→ Goal
Repeat each line of the material exactly.

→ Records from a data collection

· · · · · · ·

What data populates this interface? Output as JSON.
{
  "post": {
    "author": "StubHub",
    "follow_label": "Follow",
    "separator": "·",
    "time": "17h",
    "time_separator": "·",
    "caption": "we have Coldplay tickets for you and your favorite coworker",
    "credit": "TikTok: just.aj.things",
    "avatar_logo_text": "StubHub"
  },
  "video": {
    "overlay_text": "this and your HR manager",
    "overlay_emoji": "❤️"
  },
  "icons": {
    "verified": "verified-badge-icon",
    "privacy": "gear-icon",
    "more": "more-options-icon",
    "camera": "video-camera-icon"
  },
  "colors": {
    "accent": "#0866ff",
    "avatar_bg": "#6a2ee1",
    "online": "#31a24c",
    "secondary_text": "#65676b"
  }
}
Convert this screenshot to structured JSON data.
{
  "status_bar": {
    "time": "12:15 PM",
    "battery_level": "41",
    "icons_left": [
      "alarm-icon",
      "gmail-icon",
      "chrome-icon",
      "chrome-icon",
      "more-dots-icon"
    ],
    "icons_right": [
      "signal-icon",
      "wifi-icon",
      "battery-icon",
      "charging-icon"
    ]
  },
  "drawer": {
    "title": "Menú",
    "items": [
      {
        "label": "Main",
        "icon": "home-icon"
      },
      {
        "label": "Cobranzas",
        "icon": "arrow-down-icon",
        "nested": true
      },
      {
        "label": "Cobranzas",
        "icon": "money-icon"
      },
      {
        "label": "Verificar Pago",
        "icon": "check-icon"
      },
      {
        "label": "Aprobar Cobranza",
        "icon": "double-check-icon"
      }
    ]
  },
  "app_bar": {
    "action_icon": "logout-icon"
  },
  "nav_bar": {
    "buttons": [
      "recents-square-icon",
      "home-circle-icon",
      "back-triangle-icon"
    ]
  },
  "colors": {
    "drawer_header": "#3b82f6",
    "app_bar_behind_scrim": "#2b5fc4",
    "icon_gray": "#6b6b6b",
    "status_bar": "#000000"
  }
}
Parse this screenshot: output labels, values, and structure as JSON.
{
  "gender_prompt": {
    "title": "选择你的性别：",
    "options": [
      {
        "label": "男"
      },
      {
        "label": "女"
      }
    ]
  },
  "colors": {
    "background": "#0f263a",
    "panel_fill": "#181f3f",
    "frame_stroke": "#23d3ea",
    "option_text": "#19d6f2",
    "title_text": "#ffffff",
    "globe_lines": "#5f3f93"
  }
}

· · · · · · ·

→ Response to the task
What data populates this interface? Output as JSON.
{
  "post": {
    "author": "StubHub",
    "follow_label": "Follow",
    "separator": "·",
    "time": "17h",
    "time_separator": "·",
    "caption": "we have Coldplay tickets for you and your favorite coworker",
    "credit": "TikTok: just.aj.things",
    "avatar_logo_text": "StubHub"
  },
  "video": {
    "overlay_text": "this and your HR manager",
    "overlay_emoji": "❤️"
  },
  "icons": {
    "verified": "verified-badge-icon",
    "privacy": "gear-icon",
    "more": "more-options-icon",
    "camera": "video-camera-icon"
  },
  "colors": {
    "accent": "#0866ff",
    "avatar_bg": "#6a2ee1",
    "online": "#31a24c",
    "secondary_text": "#65676b"
  }
}
Convert this screenshot to structured JSON data.
{
  "status_bar": {
    "time": "12:15 PM",
    "battery_level": "41",
    "icons_left": [
      "alarm-icon",
      "gmail-icon",
      "chrome-icon",
      "chrome-icon",
      "more-dots-icon"
    ],
    "icons_right": [
      "signal-icon",
      "wifi-icon",
      "battery-icon",
      "charging-icon"
    ]
  },
  "drawer": {
    "title": "Menú",
    "items": [
      {
        "label": "Main",
        "icon": "home-icon"
      },
      {
        "label": "Cobranzas",
        "icon": "arrow-down-icon",
        "nested": true
      },
      {
        "label": "Cobranzas",
        "icon": "money-icon"
      },
      {
        "label": "Verificar Pago",
        "icon": "check-icon"
      },
      {
        "label": "Aprobar Cobranza",
        "icon": "double-check-icon"
      }
    ]
  },
  "app_bar": {
    "action_icon": "logout-icon"
  },
  "nav_bar": {
    "buttons": [
      "recents-square-icon",
      "home-circle-icon",
      "back-triangle-icon"
    ]
  },
  "colors": {
    "drawer_header": "#3b82f6",
    "app_bar_behind_scrim": "#2b5fc4",
    "icon_gray": "#6b6b6b",
    "status_bar": "#000000"
  }
}
Parse this screenshot: output labels, values, and structure as JSON.
{
  "gender_prompt": {
    "title": "选择你的性别：",
    "options": [
      {
        "label": "男"
      },
      {
        "label": "女"
      }
    ]
  },
  "colors": {
    "background": "#0f263a",
    "panel_fill": "#181f3f",
    "frame_stroke": "#23d3ea",
    "option_text": "#19d6f2",
    "title_text": "#ffffff",
    "globe_lines": "#5f3f93"
  }
}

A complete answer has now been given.